## Do this
Copy out each line in the material below that has the word "object".

━━━━━━━━

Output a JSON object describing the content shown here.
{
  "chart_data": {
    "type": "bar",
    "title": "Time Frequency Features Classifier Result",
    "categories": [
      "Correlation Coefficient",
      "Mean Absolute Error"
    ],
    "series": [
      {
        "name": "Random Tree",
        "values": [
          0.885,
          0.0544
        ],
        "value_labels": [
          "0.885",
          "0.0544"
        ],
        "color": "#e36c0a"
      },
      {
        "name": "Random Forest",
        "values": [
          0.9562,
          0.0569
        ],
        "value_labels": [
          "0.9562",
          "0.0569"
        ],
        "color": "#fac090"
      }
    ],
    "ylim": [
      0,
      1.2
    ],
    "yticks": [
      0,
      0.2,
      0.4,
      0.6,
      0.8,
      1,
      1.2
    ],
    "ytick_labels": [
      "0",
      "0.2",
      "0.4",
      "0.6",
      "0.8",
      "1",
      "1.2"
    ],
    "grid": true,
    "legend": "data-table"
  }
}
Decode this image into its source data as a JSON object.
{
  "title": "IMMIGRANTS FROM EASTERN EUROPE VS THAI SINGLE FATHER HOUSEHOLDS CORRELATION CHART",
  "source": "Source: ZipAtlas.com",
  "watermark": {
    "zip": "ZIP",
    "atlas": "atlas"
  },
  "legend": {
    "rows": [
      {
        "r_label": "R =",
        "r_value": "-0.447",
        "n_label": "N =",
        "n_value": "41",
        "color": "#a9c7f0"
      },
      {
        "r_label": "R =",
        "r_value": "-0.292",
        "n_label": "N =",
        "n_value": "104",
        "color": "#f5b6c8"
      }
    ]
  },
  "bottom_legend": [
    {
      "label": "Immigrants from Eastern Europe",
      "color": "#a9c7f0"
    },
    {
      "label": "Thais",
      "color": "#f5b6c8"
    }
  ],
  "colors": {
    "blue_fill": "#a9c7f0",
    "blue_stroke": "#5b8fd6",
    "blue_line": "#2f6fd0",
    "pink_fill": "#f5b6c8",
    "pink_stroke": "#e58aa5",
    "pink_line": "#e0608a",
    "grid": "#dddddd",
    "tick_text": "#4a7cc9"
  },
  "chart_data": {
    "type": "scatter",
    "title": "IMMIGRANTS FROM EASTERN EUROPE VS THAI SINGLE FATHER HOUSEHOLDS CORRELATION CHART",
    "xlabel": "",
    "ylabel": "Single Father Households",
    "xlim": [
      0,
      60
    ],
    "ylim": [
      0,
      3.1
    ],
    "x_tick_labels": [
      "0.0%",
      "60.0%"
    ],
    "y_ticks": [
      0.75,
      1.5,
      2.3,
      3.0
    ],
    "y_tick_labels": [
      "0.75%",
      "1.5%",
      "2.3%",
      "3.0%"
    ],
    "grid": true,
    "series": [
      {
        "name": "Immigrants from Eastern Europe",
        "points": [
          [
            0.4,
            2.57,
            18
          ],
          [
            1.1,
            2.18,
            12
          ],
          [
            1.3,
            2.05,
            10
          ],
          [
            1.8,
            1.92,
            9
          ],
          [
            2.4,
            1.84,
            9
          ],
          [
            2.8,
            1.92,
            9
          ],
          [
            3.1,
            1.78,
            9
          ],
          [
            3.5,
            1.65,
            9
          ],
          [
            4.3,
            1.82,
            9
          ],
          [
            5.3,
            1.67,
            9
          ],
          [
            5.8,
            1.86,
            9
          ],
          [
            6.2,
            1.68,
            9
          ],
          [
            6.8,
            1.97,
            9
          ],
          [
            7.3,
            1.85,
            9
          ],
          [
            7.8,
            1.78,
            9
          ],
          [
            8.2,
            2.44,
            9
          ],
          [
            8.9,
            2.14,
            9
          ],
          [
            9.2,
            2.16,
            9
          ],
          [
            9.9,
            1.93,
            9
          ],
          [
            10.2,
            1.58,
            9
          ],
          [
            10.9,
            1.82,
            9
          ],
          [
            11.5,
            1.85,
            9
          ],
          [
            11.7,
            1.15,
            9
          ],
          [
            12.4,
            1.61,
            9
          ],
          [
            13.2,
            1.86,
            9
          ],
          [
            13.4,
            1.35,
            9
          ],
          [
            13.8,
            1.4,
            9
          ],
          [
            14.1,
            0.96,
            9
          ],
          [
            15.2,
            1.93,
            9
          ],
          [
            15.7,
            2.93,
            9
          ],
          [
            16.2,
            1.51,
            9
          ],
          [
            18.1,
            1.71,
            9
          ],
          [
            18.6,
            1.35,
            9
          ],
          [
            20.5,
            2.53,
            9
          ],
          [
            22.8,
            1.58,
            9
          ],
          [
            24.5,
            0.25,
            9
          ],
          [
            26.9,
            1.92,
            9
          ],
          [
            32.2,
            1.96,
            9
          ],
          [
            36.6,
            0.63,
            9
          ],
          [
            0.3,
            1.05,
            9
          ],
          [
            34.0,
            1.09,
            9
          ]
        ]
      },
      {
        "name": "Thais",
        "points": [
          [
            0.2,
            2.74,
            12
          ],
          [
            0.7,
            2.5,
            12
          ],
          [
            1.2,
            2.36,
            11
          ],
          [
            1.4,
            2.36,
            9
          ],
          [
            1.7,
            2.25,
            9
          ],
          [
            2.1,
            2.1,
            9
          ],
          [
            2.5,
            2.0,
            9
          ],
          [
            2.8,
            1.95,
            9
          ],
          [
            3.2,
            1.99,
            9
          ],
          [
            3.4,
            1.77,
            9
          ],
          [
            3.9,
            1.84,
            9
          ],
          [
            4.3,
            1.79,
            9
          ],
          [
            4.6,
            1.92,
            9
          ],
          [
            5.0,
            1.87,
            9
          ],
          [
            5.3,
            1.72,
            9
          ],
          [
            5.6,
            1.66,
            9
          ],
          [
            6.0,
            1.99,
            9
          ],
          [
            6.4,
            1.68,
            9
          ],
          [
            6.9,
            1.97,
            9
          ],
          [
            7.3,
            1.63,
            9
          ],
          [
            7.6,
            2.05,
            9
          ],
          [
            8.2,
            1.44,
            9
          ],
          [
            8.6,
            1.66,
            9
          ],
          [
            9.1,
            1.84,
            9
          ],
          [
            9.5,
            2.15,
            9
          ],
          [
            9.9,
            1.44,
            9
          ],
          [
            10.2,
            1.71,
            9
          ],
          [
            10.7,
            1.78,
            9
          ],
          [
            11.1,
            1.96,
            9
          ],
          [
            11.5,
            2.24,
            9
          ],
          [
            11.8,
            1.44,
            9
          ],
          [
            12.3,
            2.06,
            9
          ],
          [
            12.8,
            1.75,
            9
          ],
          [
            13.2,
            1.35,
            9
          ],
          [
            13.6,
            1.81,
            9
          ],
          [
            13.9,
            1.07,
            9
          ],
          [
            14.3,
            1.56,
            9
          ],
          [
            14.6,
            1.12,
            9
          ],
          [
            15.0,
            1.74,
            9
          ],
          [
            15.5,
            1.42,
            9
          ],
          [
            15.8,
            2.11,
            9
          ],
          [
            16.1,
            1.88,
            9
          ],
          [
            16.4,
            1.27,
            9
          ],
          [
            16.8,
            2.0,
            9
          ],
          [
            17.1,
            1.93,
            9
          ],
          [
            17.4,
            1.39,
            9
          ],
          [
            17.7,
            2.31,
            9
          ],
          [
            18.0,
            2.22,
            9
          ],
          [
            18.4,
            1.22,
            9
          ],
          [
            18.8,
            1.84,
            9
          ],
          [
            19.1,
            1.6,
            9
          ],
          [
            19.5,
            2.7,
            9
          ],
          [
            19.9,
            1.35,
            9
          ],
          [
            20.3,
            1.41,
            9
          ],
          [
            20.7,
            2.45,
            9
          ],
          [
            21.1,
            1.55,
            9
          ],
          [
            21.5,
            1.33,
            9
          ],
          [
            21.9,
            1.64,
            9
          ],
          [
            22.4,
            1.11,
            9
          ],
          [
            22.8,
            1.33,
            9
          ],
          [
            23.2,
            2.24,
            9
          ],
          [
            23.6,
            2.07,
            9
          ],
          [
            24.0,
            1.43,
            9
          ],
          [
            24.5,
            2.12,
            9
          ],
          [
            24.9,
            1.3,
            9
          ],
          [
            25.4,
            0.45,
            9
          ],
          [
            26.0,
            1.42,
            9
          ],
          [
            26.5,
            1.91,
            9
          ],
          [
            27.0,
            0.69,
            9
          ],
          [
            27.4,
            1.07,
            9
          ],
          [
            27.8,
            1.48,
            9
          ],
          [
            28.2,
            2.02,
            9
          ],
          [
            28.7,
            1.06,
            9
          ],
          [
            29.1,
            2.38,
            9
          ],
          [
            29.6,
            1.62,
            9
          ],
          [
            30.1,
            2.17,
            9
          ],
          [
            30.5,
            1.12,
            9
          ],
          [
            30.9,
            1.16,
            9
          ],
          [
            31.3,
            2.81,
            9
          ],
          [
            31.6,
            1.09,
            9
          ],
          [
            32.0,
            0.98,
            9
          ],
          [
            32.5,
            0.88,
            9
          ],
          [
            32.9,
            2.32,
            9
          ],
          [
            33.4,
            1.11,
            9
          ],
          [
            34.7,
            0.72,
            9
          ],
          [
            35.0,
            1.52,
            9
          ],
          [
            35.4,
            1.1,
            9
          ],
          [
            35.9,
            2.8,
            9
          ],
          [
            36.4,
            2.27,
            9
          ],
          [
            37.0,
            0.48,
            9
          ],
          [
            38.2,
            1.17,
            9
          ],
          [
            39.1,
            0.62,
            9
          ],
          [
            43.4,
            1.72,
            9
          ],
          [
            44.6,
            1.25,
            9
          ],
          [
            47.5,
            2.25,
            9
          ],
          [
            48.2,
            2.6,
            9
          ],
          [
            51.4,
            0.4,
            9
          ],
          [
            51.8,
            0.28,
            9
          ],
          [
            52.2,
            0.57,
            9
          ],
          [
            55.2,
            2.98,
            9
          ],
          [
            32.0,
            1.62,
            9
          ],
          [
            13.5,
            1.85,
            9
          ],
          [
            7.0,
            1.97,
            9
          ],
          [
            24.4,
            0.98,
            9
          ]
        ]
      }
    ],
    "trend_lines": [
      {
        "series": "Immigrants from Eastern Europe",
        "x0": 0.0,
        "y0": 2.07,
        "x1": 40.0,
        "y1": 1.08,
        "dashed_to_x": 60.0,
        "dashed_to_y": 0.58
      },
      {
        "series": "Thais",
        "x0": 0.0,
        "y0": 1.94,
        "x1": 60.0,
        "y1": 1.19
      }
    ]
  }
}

━━━━━━━━

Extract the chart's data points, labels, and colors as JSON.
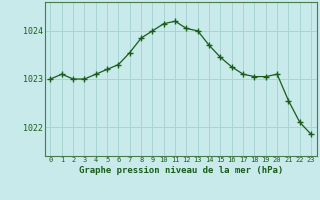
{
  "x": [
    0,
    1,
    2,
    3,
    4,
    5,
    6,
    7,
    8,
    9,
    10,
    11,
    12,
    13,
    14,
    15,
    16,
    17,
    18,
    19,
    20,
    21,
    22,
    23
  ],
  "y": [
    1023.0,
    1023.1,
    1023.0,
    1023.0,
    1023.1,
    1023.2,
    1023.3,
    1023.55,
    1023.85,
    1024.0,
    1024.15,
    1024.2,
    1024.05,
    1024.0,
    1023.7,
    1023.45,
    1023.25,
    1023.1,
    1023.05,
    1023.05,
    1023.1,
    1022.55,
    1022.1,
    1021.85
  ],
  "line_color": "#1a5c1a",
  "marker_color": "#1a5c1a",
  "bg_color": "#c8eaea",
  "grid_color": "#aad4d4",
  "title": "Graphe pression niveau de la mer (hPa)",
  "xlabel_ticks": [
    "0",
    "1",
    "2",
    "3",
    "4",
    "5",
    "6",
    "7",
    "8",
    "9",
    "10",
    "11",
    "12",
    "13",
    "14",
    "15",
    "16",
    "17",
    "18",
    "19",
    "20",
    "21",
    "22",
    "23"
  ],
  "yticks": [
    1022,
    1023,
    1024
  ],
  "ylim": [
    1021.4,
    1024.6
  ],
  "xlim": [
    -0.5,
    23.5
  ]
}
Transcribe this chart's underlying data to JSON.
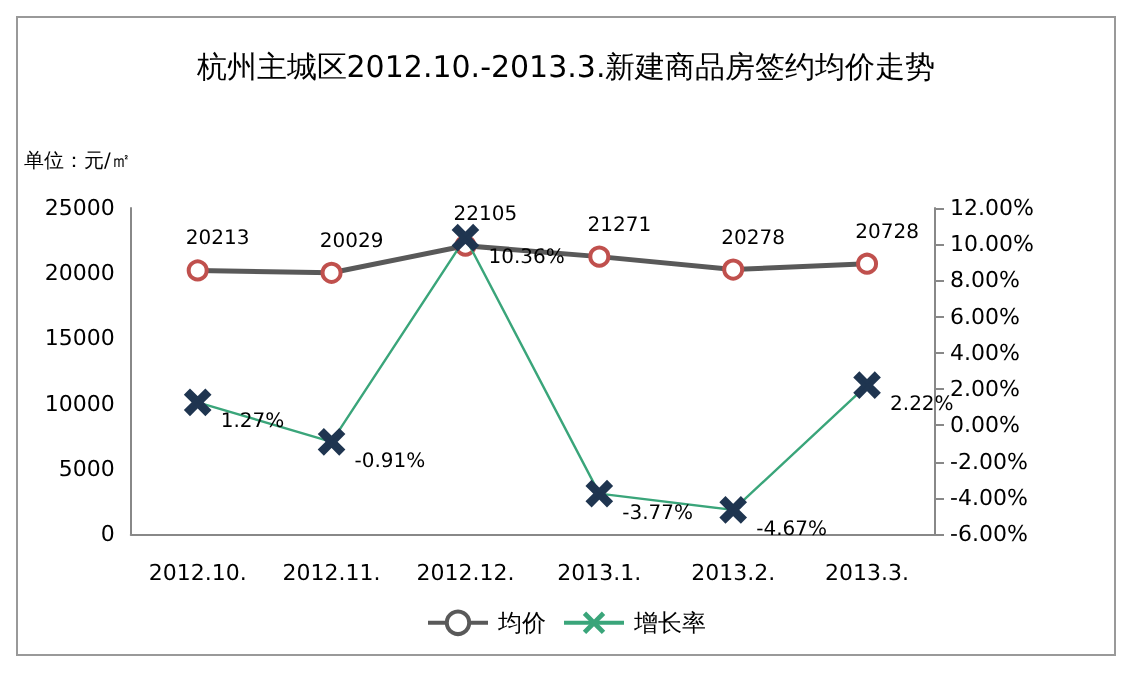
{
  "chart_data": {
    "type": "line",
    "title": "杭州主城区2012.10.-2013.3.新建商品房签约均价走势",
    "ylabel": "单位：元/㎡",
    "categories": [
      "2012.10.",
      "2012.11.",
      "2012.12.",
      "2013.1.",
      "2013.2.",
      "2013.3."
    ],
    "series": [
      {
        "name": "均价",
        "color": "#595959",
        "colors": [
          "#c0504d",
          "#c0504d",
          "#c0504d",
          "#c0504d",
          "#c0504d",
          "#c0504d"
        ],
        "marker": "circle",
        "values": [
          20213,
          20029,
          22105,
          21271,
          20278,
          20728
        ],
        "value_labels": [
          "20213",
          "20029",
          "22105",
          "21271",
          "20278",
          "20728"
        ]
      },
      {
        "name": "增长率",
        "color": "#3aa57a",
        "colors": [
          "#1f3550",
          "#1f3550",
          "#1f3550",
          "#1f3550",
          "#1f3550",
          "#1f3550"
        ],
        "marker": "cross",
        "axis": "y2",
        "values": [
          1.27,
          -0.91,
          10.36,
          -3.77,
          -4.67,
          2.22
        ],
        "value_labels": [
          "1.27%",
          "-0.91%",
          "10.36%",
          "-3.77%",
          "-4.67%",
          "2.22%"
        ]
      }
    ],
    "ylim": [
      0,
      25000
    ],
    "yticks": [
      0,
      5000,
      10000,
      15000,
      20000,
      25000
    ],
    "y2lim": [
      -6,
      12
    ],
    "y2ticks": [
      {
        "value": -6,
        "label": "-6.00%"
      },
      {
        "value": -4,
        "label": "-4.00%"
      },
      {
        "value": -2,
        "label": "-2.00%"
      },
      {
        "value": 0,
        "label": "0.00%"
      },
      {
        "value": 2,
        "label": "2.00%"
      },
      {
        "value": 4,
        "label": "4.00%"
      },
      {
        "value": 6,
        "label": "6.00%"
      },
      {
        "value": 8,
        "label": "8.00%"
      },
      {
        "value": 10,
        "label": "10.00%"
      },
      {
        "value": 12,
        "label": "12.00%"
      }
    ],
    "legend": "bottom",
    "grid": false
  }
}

━━━━━━━━

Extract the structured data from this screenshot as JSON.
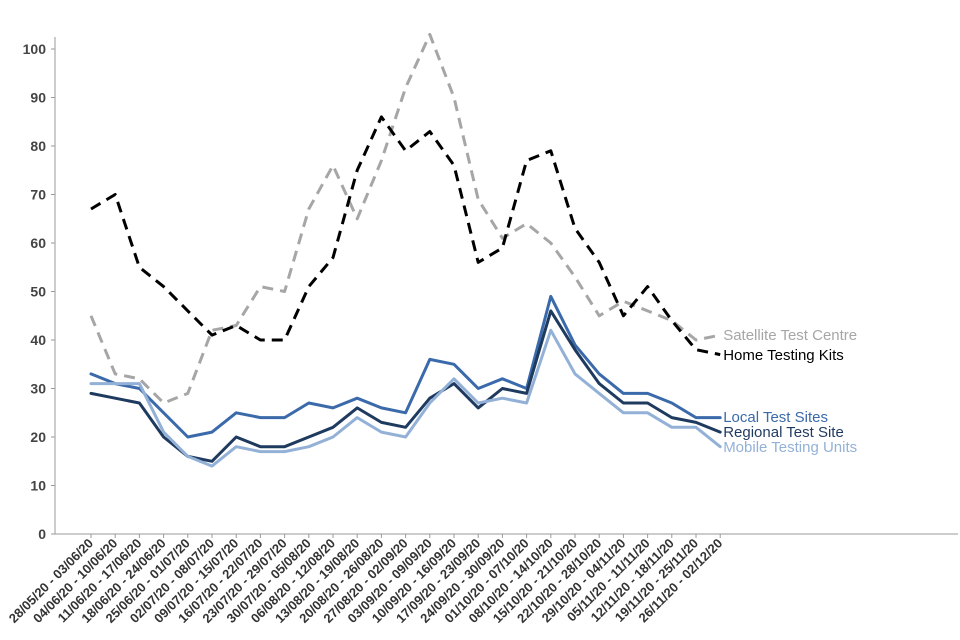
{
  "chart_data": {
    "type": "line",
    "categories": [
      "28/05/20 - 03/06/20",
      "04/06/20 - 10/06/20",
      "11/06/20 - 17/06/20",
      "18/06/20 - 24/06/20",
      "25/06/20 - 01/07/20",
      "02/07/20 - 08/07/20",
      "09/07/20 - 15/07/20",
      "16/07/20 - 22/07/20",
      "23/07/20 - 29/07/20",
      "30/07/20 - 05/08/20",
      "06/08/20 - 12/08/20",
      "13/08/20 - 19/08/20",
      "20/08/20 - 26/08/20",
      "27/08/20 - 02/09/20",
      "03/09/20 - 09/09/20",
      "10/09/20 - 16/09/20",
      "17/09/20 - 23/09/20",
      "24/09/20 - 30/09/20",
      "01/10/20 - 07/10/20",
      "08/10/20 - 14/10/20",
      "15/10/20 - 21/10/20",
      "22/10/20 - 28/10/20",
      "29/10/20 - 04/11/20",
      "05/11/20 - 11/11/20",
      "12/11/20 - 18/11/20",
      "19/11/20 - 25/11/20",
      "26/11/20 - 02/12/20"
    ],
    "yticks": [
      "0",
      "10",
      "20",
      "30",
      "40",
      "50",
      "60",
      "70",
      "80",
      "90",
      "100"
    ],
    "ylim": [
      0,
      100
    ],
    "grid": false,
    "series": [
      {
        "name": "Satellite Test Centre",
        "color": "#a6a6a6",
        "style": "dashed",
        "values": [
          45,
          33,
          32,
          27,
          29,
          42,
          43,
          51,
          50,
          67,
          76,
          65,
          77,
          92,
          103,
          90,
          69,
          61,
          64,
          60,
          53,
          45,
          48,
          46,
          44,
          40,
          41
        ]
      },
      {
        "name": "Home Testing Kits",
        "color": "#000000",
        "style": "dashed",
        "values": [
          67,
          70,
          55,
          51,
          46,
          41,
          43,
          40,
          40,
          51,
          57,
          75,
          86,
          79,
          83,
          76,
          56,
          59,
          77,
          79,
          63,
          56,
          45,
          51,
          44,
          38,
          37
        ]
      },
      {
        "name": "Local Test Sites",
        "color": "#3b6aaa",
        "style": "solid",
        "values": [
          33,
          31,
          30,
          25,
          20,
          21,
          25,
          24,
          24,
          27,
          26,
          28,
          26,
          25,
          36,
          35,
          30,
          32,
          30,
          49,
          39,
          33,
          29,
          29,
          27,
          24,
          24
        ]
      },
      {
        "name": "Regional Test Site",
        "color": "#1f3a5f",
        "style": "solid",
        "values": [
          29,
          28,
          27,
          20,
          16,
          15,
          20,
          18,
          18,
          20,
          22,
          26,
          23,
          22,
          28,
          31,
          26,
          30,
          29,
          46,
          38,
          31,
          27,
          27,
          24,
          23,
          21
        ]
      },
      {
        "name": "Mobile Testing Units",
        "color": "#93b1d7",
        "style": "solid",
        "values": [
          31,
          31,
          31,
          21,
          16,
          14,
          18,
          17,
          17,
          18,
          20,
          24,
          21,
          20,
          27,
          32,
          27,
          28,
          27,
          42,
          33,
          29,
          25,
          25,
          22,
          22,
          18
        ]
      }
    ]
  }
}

━━━━━━━━

## Solution to the exercise
Output a JSON object describing the content shown here.
Decode this image into its source data as a JSON object.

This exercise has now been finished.